§ GIVEN PROBLEM 1: Render the entries from their start through the line holding "64, 94, 77]", inclusive, as a Markdown table with the columns No. and Line. Give each line a row number and leave out blank lines.

§ QUOTED TEXT:
11 Changes & New Features Coming to AdWords: What You Need to Know

Allen Finn
Last Updated: November 24, 2021 | Paid Search Marketing
HomeBlog11 Changes & New Features Coming to AdWords: What You Need to Know

Every spring, Google unleashes a slew of big announcements. One year, the big announcement was Enhanced Campaigns. Last year, they dropped the spectre of Expanded Text Ads on us.

Today, our own Mark Irvine was live in person at Google’s Marketing Next event in Mountain View to get the scoop on what big changes and new features are coming to AdWords, and we’ve got a roundup of all the updates right here.

Google Marketing Next

Between sweeping aesthetic alterations, a bunch of new audience features, and oodles of buzzwords, Google Marketing Next did not disappoint.

The good news: our AdWords overlords have bestowed on us a bounty of exciting new features that’ll enhance your digital marketing strategy.

§ PROVIDED ENTRIES:
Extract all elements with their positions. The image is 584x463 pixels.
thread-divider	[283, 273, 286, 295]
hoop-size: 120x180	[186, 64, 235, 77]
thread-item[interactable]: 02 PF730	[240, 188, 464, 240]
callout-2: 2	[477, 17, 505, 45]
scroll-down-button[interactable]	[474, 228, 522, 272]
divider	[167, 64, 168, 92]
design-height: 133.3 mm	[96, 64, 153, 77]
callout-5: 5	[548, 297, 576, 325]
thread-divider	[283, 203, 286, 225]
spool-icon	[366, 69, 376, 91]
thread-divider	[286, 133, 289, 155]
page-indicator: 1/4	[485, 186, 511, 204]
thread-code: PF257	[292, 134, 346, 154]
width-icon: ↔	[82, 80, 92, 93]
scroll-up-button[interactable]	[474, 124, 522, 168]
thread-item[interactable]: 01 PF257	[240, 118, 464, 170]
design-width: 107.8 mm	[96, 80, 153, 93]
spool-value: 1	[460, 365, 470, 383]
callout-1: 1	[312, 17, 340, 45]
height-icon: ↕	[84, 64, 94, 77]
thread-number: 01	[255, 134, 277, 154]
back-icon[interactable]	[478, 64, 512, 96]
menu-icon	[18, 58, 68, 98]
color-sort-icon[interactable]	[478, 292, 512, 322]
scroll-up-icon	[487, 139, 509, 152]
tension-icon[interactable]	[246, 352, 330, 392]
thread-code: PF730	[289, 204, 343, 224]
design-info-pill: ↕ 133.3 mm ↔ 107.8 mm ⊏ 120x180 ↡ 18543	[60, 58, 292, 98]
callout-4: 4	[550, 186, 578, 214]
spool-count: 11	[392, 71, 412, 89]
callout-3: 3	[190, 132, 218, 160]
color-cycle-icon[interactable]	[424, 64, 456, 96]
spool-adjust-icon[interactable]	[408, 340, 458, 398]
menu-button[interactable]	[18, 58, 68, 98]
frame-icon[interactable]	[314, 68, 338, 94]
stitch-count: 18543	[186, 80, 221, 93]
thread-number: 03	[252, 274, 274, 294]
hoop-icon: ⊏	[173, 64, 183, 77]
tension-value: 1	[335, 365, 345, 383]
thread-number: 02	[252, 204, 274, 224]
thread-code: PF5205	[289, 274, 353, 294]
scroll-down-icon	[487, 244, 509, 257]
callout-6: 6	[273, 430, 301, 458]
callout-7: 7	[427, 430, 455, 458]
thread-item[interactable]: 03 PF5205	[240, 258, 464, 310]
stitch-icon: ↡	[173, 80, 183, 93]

§ GIVEN PROBLEM 2: Update the passage of the AdWords article between "Today, our own" and "did not disappoint.", inclusive, by replacing "Mountain View" with "San Francisco", and write out the revised passage.

§ REPLY 1:
| No. | Line |
|---|---|
| 1 | Extract all elements with their positions. The image is 584x463 pixels. |
| 2 | thread-divider	[283, 273, 286, 295] |
| 3 | hoop-size: 120x180	[186, 64, 235, 77] |
| 4 | thread-item[interactable]: 02 PF730	[240, 188, 464, 240] |
| 5 | callout-2: 2	[477, 17, 505, 45] |
| 6 | scroll-down-button[interactable]	[474, 228, 522, 272] |
| 7 | divider	[167, 64, 168, 92] |
| 8 | design-height: 133.3 mm	[96, 64, 153, 77] |
| 9 | callout-5: 5	[548, 297, 576, 325] |
| 10 | thread-divider	[283, 203, 286, 225] |
| 11 | spool-icon	[366, 69, 376, 91] |
| 12 | thread-divider	[286, 133, 289, 155] |
| 13 | page-indicator: 1/4	[485, 186, 511, 204] |
| 14 | thread-code: PF257	[292, 134, 346, 154] |
| 15 | width-icon: ↔	[82, 80, 92, 93] |
| 16 | scroll-up-button[interactable]	[474, 124, 522, 168] |
| 17 | thread-item[interactable]: 01 PF257	[240, 118, 464, 170] |
| 18 | design-width: 107.8 mm	[96, 80, 153, 93] |
| 19 | spool-value: 1	[460, 365, 470, 383] |
| 20 | callout-1: 1	[312, 17, 340, 45] |
| 21 | height-icon: ↕	[84, 64, 94, 77] |

§ REPLY 2:
Today, our own Mark Irvine was live in person at Google’s Marketing Next event in San Francisco to get the scoop on what big changes and new features are coming to AdWords, and we’ve got a roundup of all the updates right here.

Google Marketing Next

Between sweeping aesthetic alterations, a bunch of new audience features, and oodles of buzzwords, Google Marketing Next did not disappoint.